#### TASK TO COMPLETE
Write the listing out again, all of it, word for word.

(Collected data entries)
########
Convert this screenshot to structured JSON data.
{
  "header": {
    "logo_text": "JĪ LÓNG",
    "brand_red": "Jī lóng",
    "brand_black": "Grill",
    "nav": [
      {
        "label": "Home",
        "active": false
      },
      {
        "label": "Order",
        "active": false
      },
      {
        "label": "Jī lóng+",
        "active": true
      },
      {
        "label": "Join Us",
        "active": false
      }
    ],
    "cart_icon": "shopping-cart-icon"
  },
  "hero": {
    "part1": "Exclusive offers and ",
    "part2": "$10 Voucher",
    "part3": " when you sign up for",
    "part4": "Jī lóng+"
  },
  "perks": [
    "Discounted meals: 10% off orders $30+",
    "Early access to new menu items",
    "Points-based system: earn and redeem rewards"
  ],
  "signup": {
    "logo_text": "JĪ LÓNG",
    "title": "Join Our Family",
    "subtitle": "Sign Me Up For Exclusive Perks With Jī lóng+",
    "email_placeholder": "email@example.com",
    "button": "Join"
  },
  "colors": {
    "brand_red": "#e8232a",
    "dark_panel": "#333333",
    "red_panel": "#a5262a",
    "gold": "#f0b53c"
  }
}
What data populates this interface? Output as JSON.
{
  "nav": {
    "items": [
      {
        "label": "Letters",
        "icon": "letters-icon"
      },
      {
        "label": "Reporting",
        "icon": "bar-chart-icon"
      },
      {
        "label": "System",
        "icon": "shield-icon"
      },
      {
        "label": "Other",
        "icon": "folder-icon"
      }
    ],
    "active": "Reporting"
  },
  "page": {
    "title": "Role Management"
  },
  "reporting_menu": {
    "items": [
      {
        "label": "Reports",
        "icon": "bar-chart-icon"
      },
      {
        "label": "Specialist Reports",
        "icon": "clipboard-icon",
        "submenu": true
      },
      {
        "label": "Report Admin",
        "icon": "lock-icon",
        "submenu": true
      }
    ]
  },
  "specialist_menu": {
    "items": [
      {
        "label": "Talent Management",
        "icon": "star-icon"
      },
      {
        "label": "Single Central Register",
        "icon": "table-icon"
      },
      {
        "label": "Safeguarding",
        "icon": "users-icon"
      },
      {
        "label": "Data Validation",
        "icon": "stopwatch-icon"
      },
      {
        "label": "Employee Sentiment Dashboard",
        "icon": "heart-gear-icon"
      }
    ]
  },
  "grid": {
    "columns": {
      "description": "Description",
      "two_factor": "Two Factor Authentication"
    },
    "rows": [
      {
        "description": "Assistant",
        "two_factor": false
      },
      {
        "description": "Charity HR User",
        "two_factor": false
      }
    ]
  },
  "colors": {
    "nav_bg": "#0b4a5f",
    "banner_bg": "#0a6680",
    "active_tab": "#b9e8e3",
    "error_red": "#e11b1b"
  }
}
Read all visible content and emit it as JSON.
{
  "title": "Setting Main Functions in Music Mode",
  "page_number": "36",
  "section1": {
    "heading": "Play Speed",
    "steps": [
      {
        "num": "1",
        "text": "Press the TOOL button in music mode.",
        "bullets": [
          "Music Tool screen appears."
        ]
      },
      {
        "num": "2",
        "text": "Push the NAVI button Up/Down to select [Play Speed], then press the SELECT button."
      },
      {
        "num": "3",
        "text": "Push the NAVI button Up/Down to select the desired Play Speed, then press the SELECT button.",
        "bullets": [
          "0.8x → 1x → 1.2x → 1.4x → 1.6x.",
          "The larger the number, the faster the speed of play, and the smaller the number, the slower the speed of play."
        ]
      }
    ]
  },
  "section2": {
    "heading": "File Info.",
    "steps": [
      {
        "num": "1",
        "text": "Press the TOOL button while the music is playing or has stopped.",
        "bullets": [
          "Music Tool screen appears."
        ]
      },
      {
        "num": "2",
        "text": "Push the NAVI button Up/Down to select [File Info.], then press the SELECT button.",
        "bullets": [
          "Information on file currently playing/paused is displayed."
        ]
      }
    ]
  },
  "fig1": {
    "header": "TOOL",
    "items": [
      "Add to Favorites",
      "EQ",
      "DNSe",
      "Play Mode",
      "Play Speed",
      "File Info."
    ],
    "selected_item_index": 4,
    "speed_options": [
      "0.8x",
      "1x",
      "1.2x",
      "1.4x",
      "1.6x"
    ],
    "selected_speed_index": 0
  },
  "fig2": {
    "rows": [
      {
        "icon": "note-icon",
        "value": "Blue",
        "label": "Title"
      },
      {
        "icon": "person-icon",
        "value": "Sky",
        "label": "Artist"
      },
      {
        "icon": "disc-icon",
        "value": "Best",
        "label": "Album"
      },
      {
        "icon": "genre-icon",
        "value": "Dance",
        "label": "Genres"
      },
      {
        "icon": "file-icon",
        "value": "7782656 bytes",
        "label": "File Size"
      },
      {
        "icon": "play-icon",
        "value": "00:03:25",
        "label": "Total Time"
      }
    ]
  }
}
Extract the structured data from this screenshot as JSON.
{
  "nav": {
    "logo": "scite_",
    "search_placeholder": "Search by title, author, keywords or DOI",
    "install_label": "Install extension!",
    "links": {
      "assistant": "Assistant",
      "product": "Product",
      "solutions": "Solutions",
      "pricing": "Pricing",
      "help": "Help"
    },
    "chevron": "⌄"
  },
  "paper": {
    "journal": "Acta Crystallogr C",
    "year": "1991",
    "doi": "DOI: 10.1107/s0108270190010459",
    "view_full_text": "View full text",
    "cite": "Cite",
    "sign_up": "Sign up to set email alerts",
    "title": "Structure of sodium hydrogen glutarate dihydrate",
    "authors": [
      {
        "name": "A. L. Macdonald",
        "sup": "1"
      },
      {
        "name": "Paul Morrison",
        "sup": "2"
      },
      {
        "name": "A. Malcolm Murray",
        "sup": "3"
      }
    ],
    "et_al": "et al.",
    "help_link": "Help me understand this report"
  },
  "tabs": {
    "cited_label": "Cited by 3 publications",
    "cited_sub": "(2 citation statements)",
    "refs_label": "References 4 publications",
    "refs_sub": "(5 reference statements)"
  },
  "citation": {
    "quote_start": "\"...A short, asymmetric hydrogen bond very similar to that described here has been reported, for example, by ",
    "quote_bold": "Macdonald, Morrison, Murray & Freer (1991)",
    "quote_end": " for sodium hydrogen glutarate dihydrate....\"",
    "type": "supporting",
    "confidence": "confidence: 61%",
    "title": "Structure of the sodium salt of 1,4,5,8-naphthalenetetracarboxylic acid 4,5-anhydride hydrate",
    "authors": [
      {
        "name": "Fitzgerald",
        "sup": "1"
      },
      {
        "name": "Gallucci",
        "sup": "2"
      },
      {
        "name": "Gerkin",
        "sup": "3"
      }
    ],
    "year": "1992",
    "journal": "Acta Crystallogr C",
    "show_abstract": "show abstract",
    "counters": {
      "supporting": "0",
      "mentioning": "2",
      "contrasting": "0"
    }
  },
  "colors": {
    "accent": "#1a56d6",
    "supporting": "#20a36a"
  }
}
########
#### OUTPUT BELOW
Convert this screenshot to structured JSON data.
{
  "header": {
    "logo_text": "JĪ LÓNG",
    "brand_red": "Jī lóng",
    "brand_black": "Grill",
    "nav": [
      {
        "label": "Home",
        "active": false
      },
      {
        "label": "Order",
        "active": false
      },
      {
        "label": "Jī lóng+",
        "active": true
      },
      {
        "label": "Join Us",
        "active": false
      }
    ],
    "cart_icon": "shopping-cart-icon"
  },
  "hero": {
    "part1": "Exclusive offers and ",
    "part2": "$10 Voucher",
    "part3": " when you sign up for",
    "part4": "Jī lóng+"
  },
  "perks": [
    "Discounted meals: 10% off orders $30+",
    "Early access to new menu items",
    "Points-based system: earn and redeem rewards"
  ],
  "signup": {
    "logo_text": "JĪ LÓNG",
    "title": "Join Our Family",
    "subtitle": "Sign Me Up For Exclusive Perks With Jī lóng+",
    "email_placeholder": "email@example.com",
    "button": "Join"
  },
  "colors": {
    "brand_red": "#e8232a",
    "dark_panel": "#333333",
    "red_panel": "#a5262a",
    "gold": "#f0b53c"
  }
}
What data populates this interface? Output as JSON.
{
  "nav": {
    "items": [
      {
        "label": "Letters",
        "icon": "letters-icon"
      },
      {
        "label": "Reporting",
        "icon": "bar-chart-icon"
      },
      {
        "label": "System",
        "icon": "shield-icon"
      },
      {
        "label": "Other",
        "icon": "folder-icon"
      }
    ],
    "active": "Reporting"
  },
  "page": {
    "title": "Role Management"
  },
  "reporting_menu": {
    "items": [
      {
        "label": "Reports",
        "icon": "bar-chart-icon"
      },
      {
        "label": "Specialist Reports",
        "icon": "clipboard-icon",
        "submenu": true
      },
      {
        "label": "Report Admin",
        "icon": "lock-icon",
        "submenu": true
      }
    ]
  },
  "specialist_menu": {
    "items": [
      {
        "label": "Talent Management",
        "icon": "star-icon"
      },
      {
        "label": "Single Central Register",
        "icon": "table-icon"
      },
      {
        "label": "Safeguarding",
        "icon": "users-icon"
      },
      {
        "label": "Data Validation",
        "icon": "stopwatch-icon"
      },
      {
        "label": "Employee Sentiment Dashboard",
        "icon": "heart-gear-icon"
      }
    ]
  },
  "grid": {
    "columns": {
      "description": "Description",
      "two_factor": "Two Factor Authentication"
    },
    "rows": [
      {
        "description": "Assistant",
        "two_factor": false
      },
      {
        "description": "Charity HR User",
        "two_factor": false
      }
    ]
  },
  "colors": {
    "nav_bg": "#0b4a5f",
    "banner_bg": "#0a6680",
    "active_tab": "#b9e8e3",
    "error_red": "#e11b1b"
  }
}
Read all visible content and emit it as JSON.
{
  "title": "Setting Main Functions in Music Mode",
  "page_number": "36",
  "section1": {
    "heading": "Play Speed",
    "steps": [
      {
        "num": "1",
        "text": "Press the TOOL button in music mode.",
        "bullets": [
          "Music Tool screen appears."
        ]
      },
      {
        "num": "2",
        "text": "Push the NAVI button Up/Down to select [Play Speed], then press the SELECT button."
      },
      {
        "num": "3",
        "text": "Push the NAVI button Up/Down to select the desired Play Speed, then press the SELECT button.",
        "bullets": [
          "0.8x → 1x → 1.2x → 1.4x → 1.6x.",
          "The larger the number, the faster the speed of play, and the smaller the number, the slower the speed of play."
        ]
      }
    ]
  },
  "section2": {
    "heading": "File Info.",
    "steps": [
      {
        "num": "1",
        "text": "Press the TOOL button while the music is playing or has stopped.",
        "bullets": [
          "Music Tool screen appears."
        ]
      },
      {
        "num": "2",
        "text": "Push the NAVI button Up/Down to select [File Info.], then press the SELECT button.",
        "bullets": [
          "Information on file currently playing/paused is displayed."
        ]
      }
    ]
  },
  "fig1": {
    "header": "TOOL",
    "items": [
      "Add to Favorites",
      "EQ",
      "DNSe",
      "Play Mode",
      "Play Speed",
      "File Info."
    ],
    "selected_item_index": 4,
    "speed_options": [
      "0.8x",
      "1x",
      "1.2x",
      "1.4x",
      "1.6x"
    ],
    "selected_speed_index": 0
  },
  "fig2": {
    "rows": [
      {
        "icon": "note-icon",
        "value": "Blue",
        "label": "Title"
      },
      {
        "icon": "person-icon",
        "value": "Sky",
        "label": "Artist"
      },
      {
        "icon": "disc-icon",
        "value": "Best",
        "label": "Album"
      },
      {
        "icon": "genre-icon",
        "value": "Dance",
        "label": "Genres"
      },
      {
        "icon": "file-icon",
        "value": "7782656 bytes",
        "label": "File Size"
      },
      {
        "icon": "play-icon",
        "value": "00:03:25",
        "label": "Total Time"
      }
    ]
  }
}
Extract the structured data from this screenshot as JSON.
{
  "nav": {
    "logo": "scite_",
    "search_placeholder": "Search by title, author, keywords or DOI",
    "install_label": "Install extension!",
    "links": {
      "assistant": "Assistant",
      "product": "Product",
      "solutions": "Solutions",
      "pricing": "Pricing",
      "help": "Help"
    },
    "chevron": "⌄"
  },
  "paper": {
    "journal": "Acta Crystallogr C",
    "year": "1991",
    "doi": "DOI: 10.1107/s0108270190010459",
    "view_full_text": "View full text",
    "cite": "Cite",
    "sign_up": "Sign up to set email alerts",
    "title": "Structure of sodium hydrogen glutarate dihydrate",
    "authors": [
      {
        "name": "A. L. Macdonald",
        "sup": "1"
      },
      {
        "name": "Paul Morrison",
        "sup": "2"
      },
      {
        "name": "A. Malcolm Murray",
        "sup": "3"
      }
    ],
    "et_al": "et al.",
    "help_link": "Help me understand this report"
  },
  "tabs": {
    "cited_label": "Cited by 3 publications",
    "cited_sub": "(2 citation statements)",
    "refs_label": "References 4 publications",
    "refs_sub": "(5 reference statements)"
  },
  "citation": {
    "quote_start": "\"...A short, asymmetric hydrogen bond very similar to that described here has been reported, for example, by ",
    "quote_bold": "Macdonald, Morrison, Murray & Freer (1991)",
    "quote_end": " for sodium hydrogen glutarate dihydrate....\"",
    "type": "supporting",
    "confidence": "confidence: 61%",
    "title": "Structure of the sodium salt of 1,4,5,8-naphthalenetetracarboxylic acid 4,5-anhydride hydrate",
    "authors": [
      {
        "name": "Fitzgerald",
        "sup": "1"
      },
      {
        "name": "Gallucci",
        "sup": "2"
      },
      {
        "name": "Gerkin",
        "sup": "3"
      }
    ],
    "year": "1992",
    "journal": "Acta Crystallogr C",
    "show_abstract": "show abstract",
    "counters": {
      "supporting": "0",
      "mentioning": "2",
      "contrasting": "0"
    }
  },
  "colors": {
    "accent": "#1a56d6",
    "supporting": "#20a36a"
  }
}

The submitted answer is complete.